> [Task statement] Sort through the entries below and pull out lines containing the word "Commons".

[START Supplied material]

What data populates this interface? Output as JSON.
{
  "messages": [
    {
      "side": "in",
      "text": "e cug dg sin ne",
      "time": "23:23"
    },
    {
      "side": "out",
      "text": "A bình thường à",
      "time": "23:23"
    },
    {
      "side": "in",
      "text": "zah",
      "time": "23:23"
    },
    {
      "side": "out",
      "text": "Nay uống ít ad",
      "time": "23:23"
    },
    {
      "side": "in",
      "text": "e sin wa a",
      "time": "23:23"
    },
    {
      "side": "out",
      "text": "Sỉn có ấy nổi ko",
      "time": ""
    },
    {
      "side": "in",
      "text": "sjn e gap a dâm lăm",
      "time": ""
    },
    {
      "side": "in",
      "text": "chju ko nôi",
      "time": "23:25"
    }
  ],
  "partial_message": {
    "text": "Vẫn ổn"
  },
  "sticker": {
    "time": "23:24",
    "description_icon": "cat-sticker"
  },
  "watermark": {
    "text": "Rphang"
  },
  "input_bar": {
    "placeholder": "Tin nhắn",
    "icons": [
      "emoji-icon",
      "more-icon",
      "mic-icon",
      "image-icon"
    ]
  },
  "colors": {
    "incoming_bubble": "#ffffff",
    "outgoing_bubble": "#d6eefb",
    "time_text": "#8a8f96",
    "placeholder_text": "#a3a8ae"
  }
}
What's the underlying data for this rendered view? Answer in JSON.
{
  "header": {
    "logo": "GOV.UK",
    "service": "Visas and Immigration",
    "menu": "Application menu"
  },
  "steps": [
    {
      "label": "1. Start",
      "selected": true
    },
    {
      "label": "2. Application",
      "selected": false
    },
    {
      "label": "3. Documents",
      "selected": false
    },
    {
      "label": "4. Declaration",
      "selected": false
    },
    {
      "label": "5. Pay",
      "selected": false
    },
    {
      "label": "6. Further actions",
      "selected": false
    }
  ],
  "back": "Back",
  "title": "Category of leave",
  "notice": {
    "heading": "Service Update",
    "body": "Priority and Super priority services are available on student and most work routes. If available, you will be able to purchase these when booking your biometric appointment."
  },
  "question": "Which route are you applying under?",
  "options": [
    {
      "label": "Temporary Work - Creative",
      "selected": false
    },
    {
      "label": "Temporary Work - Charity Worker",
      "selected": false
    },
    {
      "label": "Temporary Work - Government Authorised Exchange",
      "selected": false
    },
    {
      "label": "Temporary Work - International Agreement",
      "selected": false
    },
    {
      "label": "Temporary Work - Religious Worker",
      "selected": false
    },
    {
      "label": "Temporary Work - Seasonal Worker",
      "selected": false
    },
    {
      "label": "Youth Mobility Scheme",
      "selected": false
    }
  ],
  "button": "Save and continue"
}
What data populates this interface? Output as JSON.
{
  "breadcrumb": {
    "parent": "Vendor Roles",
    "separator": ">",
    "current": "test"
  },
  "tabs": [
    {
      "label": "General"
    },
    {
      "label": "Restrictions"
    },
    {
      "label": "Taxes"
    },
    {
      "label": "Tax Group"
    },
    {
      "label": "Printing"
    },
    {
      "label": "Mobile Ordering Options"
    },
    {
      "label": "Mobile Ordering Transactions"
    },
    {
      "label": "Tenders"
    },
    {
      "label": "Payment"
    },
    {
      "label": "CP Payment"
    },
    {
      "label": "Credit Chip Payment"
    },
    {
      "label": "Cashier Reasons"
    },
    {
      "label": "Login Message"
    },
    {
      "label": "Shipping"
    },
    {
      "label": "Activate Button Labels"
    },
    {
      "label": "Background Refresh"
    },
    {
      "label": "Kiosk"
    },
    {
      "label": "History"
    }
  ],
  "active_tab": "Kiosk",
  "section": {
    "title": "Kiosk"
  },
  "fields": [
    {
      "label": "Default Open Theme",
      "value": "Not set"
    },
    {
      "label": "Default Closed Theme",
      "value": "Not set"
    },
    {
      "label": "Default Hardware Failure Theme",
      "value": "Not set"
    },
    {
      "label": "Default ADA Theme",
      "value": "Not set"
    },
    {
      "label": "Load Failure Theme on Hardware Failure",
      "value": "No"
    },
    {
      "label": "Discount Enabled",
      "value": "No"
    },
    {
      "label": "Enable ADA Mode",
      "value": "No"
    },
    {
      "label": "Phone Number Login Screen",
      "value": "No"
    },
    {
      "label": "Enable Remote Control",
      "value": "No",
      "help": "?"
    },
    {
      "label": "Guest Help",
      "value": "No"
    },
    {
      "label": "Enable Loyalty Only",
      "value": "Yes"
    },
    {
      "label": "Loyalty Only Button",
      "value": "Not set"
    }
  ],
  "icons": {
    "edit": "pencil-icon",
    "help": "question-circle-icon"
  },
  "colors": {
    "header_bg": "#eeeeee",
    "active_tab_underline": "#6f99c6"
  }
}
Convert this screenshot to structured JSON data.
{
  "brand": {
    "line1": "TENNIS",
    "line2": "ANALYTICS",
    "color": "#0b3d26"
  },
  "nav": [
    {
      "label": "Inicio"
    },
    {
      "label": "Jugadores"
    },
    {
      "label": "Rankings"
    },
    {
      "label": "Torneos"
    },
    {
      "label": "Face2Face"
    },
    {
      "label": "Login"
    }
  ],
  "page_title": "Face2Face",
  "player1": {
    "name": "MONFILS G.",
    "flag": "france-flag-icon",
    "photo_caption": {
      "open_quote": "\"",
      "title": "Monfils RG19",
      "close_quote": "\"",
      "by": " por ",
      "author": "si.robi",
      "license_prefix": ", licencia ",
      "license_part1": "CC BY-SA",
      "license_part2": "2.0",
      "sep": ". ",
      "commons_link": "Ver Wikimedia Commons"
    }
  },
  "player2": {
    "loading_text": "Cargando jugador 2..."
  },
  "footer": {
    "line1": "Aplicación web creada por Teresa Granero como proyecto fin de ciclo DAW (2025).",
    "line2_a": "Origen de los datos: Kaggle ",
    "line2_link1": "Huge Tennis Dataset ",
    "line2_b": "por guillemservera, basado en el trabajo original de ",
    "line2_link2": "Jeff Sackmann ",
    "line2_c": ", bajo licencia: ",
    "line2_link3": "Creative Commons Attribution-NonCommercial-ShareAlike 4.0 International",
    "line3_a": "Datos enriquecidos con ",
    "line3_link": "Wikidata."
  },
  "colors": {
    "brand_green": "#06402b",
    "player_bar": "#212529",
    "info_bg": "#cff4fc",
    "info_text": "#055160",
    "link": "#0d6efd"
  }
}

[END Supplied material]

> [Problem solution]
      "commons_link": "Ver Wikimedia Commons"
    "line2_link3": "Creative Commons Attribution-NonCommercial-ShareAlike 4.0 International",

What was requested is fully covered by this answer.